Quiero acabar con los asesinos fundamentalistas ahora, pero también quería antes, cuando el gobierno francés decía a la comunidad internacional que había que entregarles armas y entrenarles

Habida cuenta de que son estas empresas las que financian los medios de comunicación que construyen el relato del vecindario, de la bondad, la maldad y la legitimidad democrática, me supera emocionalmente que me hagan posicionarme ahora sobre si quiero guerra o no quiero guerra. Nos ametrallan con el terror diariamente en los informativos, nos venden que un grupo de asesinos fundamentalista nos tiene en el punto de mira y ahora nos preguntan: «¿Quieres, hijo, que acabemos con ellos?». A ver, claro que quiero. Quiero ahora y quería antes, cuando esos asesinos eran luchadores por la libertad contra el régimen de Al Assad. Quería acabar con los fundamentalistas también cuando el gobierno francés decía a la comunidad internacional que había que entregarles armas y entrenarles, por mucho que anduvieran cortando cabezas a los cristianos en un país como Siria, en que había libertad religiosa y una sociedad plural en la que convivían diferentes credos en armonía. ¿Es esto lo que llama «buenismo» esa nueva corriente de pragmáticos, que pide una guerra contra el terror como el que pide un gin tonic en la barra de un bar, ignorando los incalculables daños que una guerra conlleva siempre contra los sectores desfavorecidos? ¿Somos buenistas e ilusos los que pedimos que se deje de comerciar con Arabia Saudí, una dictadura que financia a los terroristas, en lugar de un bombardeo indiscriminado sobre un territorio que apenas conocemos, salvo por las informaciones sesgadas que nos prestan los patrocinadores del terror?

**Tareas:**
1. Responde estas preguntas sobre el fragmento acerca de la guerra contra el terror:
(a) ¿Qué decía el gobierno francés a la comunidad internacional sobre los fundamentalistas?
(b) ¿Cómo se describe a Siria en cuanto a la religión?
(c) ¿Qué país se señala como una dictadura que financia a los terroristas?
2. Escribe la continuación del fragmento acerca de la guerra contra el terror a partir de su última frase.
Los ítems proceden de otra fuente distinta.

Ítems guardados de una colección
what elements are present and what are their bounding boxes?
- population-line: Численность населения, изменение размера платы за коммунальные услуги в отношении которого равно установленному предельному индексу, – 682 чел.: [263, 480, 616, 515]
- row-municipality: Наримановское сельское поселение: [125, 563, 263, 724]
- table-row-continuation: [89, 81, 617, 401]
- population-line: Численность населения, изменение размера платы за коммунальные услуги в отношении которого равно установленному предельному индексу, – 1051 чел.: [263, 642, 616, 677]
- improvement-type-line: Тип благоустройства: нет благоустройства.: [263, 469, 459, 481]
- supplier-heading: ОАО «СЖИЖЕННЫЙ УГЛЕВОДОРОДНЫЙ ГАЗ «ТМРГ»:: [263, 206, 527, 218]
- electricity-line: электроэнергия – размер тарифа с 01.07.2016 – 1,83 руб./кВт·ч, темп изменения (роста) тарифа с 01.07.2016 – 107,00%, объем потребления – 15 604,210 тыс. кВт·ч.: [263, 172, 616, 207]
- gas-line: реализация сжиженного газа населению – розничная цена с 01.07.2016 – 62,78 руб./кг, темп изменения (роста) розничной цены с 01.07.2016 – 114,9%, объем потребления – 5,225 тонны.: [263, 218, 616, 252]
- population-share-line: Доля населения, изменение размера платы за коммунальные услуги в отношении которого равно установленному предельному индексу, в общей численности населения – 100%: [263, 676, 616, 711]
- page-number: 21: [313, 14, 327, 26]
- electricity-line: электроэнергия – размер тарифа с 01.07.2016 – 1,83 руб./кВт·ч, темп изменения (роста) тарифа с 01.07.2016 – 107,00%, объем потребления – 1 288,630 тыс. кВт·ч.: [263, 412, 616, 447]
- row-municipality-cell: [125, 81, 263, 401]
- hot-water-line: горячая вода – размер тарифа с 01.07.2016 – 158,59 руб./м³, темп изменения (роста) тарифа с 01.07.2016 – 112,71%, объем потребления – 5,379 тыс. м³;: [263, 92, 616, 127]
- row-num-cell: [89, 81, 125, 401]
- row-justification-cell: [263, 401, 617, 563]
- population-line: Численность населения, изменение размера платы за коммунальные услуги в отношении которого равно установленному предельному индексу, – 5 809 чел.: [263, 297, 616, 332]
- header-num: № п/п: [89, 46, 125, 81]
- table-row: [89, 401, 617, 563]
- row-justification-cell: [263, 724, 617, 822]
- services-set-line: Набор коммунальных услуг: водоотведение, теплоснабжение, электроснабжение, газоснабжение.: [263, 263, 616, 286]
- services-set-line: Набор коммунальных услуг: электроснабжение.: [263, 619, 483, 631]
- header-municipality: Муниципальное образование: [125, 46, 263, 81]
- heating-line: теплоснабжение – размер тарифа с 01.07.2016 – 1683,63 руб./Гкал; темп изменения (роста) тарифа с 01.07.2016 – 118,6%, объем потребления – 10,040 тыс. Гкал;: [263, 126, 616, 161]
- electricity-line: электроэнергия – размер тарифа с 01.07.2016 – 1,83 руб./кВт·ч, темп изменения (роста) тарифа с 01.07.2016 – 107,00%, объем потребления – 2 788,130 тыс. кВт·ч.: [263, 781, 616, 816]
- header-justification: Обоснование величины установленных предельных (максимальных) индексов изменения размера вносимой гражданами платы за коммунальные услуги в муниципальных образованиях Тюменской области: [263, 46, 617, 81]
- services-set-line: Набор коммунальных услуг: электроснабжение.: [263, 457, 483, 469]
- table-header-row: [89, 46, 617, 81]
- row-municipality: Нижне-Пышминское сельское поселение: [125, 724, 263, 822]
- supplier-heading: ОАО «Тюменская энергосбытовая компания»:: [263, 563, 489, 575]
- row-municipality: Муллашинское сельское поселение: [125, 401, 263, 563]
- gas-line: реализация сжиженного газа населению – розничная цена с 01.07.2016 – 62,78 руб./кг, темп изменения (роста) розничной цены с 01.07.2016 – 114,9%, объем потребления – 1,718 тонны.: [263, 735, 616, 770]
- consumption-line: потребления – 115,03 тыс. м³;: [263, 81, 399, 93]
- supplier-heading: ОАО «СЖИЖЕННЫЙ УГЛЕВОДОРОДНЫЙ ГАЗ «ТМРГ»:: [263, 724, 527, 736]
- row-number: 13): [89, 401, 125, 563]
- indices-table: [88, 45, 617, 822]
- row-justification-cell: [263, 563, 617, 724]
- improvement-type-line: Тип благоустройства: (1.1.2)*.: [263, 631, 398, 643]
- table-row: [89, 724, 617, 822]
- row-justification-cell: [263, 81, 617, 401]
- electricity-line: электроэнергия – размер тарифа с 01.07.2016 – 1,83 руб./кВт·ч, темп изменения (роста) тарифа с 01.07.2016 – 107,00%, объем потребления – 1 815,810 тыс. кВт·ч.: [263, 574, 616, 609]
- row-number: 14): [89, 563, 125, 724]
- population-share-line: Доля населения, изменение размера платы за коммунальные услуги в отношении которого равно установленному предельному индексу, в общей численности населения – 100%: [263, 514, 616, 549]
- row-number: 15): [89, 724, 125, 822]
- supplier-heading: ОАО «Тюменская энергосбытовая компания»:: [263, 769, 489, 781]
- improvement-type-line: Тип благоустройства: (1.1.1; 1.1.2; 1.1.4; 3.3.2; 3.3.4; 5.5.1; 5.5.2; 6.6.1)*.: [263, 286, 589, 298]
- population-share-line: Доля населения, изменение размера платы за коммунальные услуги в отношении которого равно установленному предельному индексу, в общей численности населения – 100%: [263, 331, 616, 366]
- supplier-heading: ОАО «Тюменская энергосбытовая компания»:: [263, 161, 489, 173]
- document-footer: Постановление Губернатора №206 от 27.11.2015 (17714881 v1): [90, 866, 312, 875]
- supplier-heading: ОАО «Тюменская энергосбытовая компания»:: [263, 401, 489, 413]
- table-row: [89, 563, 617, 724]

**Respuestas por tarea:**
1.
(a) Que había que entregarles armas y entrenarles.
(b) Como un país con libertad religiosa y una sociedad plural en la que convivían diferentes credos en armonía.
(c) Arabia Saudí.

2.
“La guerra es siempre un horror y un fracaso del hombre como ser racional”, dice Marcial Vázquez en su columna de Confidencial Andaluz. No sigas, Marcial. No digas “la guerra es siempre un horror, pero…” porque ese “pero” siempre da lugar a razonamientos terribles. Me recuerda a cuando me dicen “no soy racista, pero…” o “no soy machista, pero…”. Después del pero, uno siempre se demuestra racista, machista o belicoso. La guerra es siempre un horror y por eso no quiero guerra. Porque las guerras nunca han solucionado nada y sólo han servido para incrementar la caja de las empresas armamentísticas, los bancos y las compañías petrolíferas, por cuyo beneficio mueren nuestros soldados y los civiles de los países invadidos.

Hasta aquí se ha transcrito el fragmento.